Recorded data
[Start]

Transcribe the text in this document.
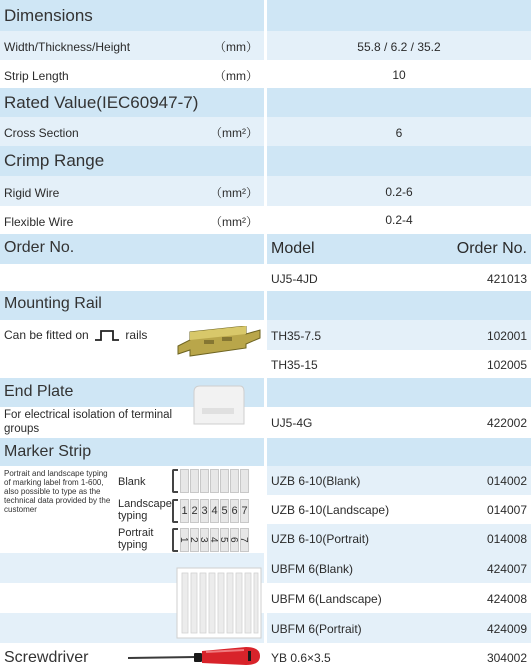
Dimensions
Width/Thickness/Height	（mm）	55.8 / 6.2 / 35.2
Strip Length	（mm）	10
Rated Value(IEC60947-7)
Cross Section	（mm²）	6
Crimp Range
Rigid Wire	（mm²）	0.2-6
Flexible Wire	（mm²）	0.2-4
Order No.	Model	Order No.
UJ5-4JD	421013
Mounting Rail
Can be fitted on	rails	TH35-7.5	102001
TH35-15	102005
End Plate
For electrical isolation of terminal groups	UJ5-4G	422002
Marker Strip
Portrait and landscape typing of marking label from 1-600, also possible to type as the technical data provided by the customer
Blank
Landscape typing
Portrait typing
1 2 3 4 5 6 7
1 2 3 4 5 6 7
UZB 6-10(Blank)	014002
UZB 6-10(Landscape)	014007
UZB 6-10(Portrait)	014008
UBFM 6(Blank)	424007
UBFM 6(Landscape)	424008
UBFM 6(Portrait)	424009
Screwdriver	YB 0.6×3.5	304002
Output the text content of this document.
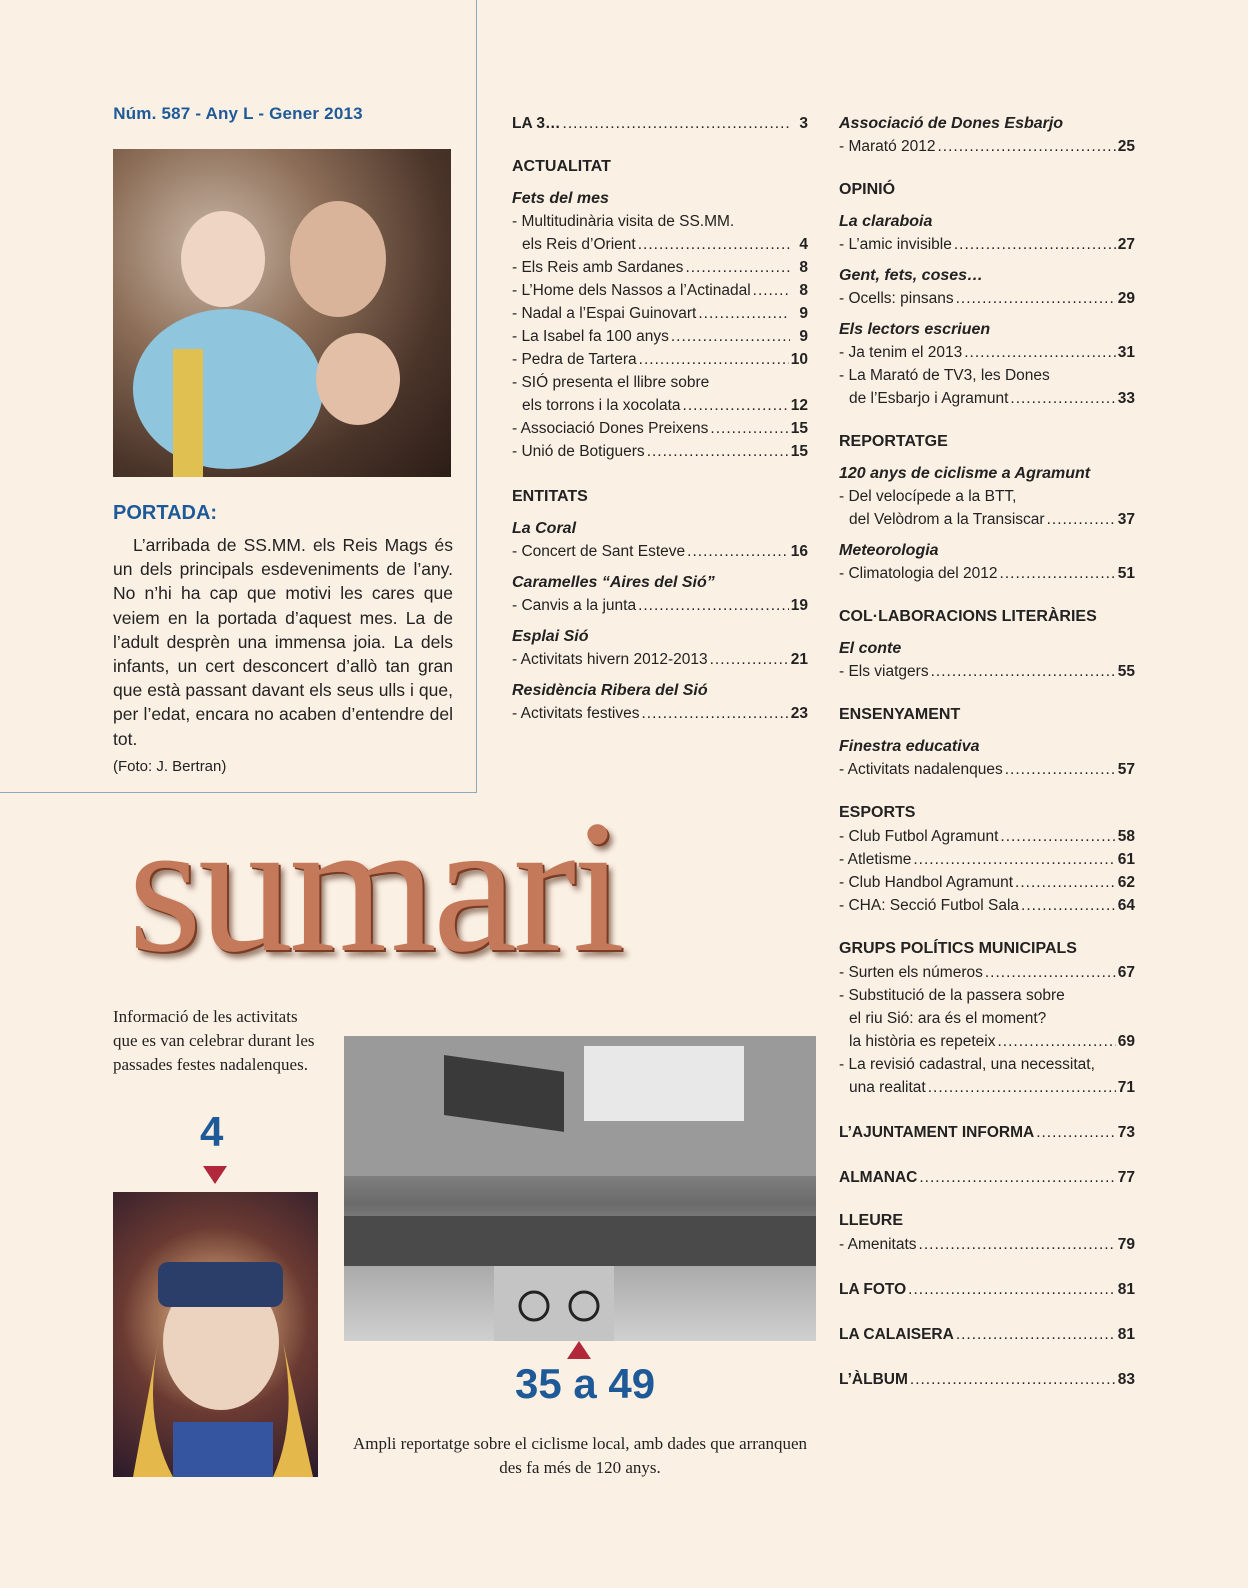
Núm. 587 - Any L - Gener 2013
PORTADA:
L’arribada de SS.MM. els Reis Mags és un dels principals esdeveniments de l’any. No n’hi ha cap que motivi les cares que veiem en la portada d’aquest mes. La de l’adult desprèn una immensa joia. La dels infants, un cert desconcert d’allò tan gran que està passant davant els seus ulls i que, per l’edat, encara no acaben d’entendre del tot.
(Foto: J. Bertran)
LA 3… .....	3
ACTUALITAT
Fets del mes
- Multitudinària visita de SS.MM.
els Reis d’Orient .....	4
- Els Reis amb Sardanes .....	8
- L’Home dels Nassos a l’Actinadal .....	8
- Nadal a l’Espai Guinovart .....	9
- La Isabel fa 100 anys .....	9
- Pedra de Tartera .....	10
- SIÓ presenta el llibre sobre
els torrons i la xocolata .....	12
- Associació Dones Preixens .....	15
- Unió de Botiguers .....	15
ENTITATS
La Coral
- Concert de Sant Esteve .....	16
Caramelles “Aires del Sió”
- Canvis a la junta .....	19
Esplai Sió
- Activitats hivern 2012-2013 .....	21
Residència Ribera del Sió
- Activitats festives .....	23
Associació de Dones Esbarjo
- Marató 2012 .....	25
OPINIÓ
La claraboia
- L’amic invisible .....	27
Gent, fets, coses…
- Ocells: pinsans .....	29
Els lectors escriuen
- Ja tenim el 2013 .....	31
- La Marató de TV3, les Dones
de l’Esbarjo i Agramunt .....	33
REPORTATGE
120 anys de ciclisme a Agramunt
- Del velocípede a la BTT,
del Velòdrom a la Transiscar .....	37
Meteorologia
- Climatologia del 2012 .....	51
COL·LABORACIONS LITERÀRIES
El conte
- Els viatgers .....	55
ENSENYAMENT
Finestra educativa
- Activitats nadalenques .....	57
ESPORTS
- Club Futbol Agramunt .....	58
- Atletisme .....	61
- Club Handbol Agramunt .....	62
- CHA: Secció Futbol Sala .....	64
GRUPS POLÍTICS MUNICIPALS
- Surten els números .....	67
- Substitució de la passera sobre
el riu Sió: ara és el moment?
la història es repeteix .....	69
- La revisió cadastral, una necessitat,
una realitat .....	71
L’AJUNTAMENT INFORMA .....	73
ALMANAC .....	77
LLEURE
- Amenitats .....	79
LA FOTO .....	81
LA CALAISERA .....	81
L’ÀLBUM .....	83
sumari
Informació de les activitats que es van celebrar durant les passades festes nadalenques.
4
35 a 49
Ampli reportatge sobre el ciclisme local, amb dades que arranquen des fa més de 120 anys.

[End]

Reproduce the material above in full, exactly, with no images.

Transcribe the text in this document.
Dimensions
Width/Thickness/Height	（mm）	55.8 / 6.2 / 35.2
Strip Length	（mm）	10
Rated Value(IEC60947-7)
Cross Section	（mm²）	6
Crimp Range
Rigid Wire	（mm²）	0.2-6
Flexible Wire	（mm²）	0.2-4
Order No.	Model	Order No.
UJ5-4JD	421013
Mounting Rail
Can be fitted on	rails	TH35-7.5	102001
TH35-15	102005
End Plate
For electrical isolation of terminal groups	UJ5-4G	422002
Marker Strip
Portrait and landscape typing of marking label from 1-600, also possible to type as the technical data provided by the customer
Blank
Landscape typing
Portrait typing
1 2 3 4 5 6 7
1 2 3 4 5 6 7
UZB 6-10(Blank)	014002
UZB 6-10(Landscape)	014007
UZB 6-10(Portrait)	014008
UBFM 6(Blank)	424007
UBFM 6(Landscape)	424008
UBFM 6(Portrait)	424009
Screwdriver	YB 0.6×3.5	304002
Output the text content of this document.
Núm. 587 - Any L - Gener 2013
PORTADA:
L’arribada de SS.MM. els Reis Mags és un dels principals esdeveniments de l’any. No n’hi ha cap que motivi les cares que veiem en la portada d’aquest mes. La de l’adult desprèn una immensa joia. La dels infants, un cert desconcert d’allò tan gran que està passant davant els seus ulls i que, per l’edat, encara no acaben d’entendre del tot.
(Foto: J. Bertran)
LA 3… .....	3
ACTUALITAT
Fets del mes
- Multitudinària visita de SS.MM.
els Reis d’Orient .....	4
- Els Reis amb Sardanes .....	8
- L’Home dels Nassos a l’Actinadal .....	8
- Nadal a l’Espai Guinovart .....	9
- La Isabel fa 100 anys .....	9
- Pedra de Tartera .....	10
- SIÓ presenta el llibre sobre
els torrons i la xocolata .....	12
- Associació Dones Preixens .....	15
- Unió de Botiguers .....	15
ENTITATS
La Coral
- Concert de Sant Esteve .....	16
Caramelles “Aires del Sió”
- Canvis a la junta .....	19
Esplai Sió
- Activitats hivern 2012-2013 .....	21
Residència Ribera del Sió
- Activitats festives .....	23
Associació de Dones Esbarjo
- Marató 2012 .....	25
OPINIÓ
La claraboia
- L’amic invisible .....	27
Gent, fets, coses…
- Ocells: pinsans .....	29
Els lectors escriuen
- Ja tenim el 2013 .....	31
- La Marató de TV3, les Dones
de l’Esbarjo i Agramunt .....	33
REPORTATGE
120 anys de ciclisme a Agramunt
- Del velocípede a la BTT,
del Velòdrom a la Transiscar .....	37
Meteorologia
- Climatologia del 2012 .....	51
COL·LABORACIONS LITERÀRIES
El conte
- Els viatgers .....	55
ENSENYAMENT
Finestra educativa
- Activitats nadalenques .....	57
ESPORTS
- Club Futbol Agramunt .....	58
- Atletisme .....	61
- Club Handbol Agramunt .....	62
- CHA: Secció Futbol Sala .....	64
GRUPS POLÍTICS MUNICIPALS
- Surten els números .....	67
- Substitució de la passera sobre
el riu Sió: ara és el moment?
la història es repeteix .....	69
- La revisió cadastral, una necessitat,
una realitat .....	71
L’AJUNTAMENT INFORMA .....	73
ALMANAC .....	77
LLEURE
- Amenitats .....	79
LA FOTO .....	81
LA CALAISERA .....	81
L’ÀLBUM .....	83
sumari
Informació de les activitats que es van celebrar durant les passades festes nadalenques.
4
35 a 49
Ampli reportatge sobre el ciclisme local, amb dades que arranquen des fa més de 120 anys.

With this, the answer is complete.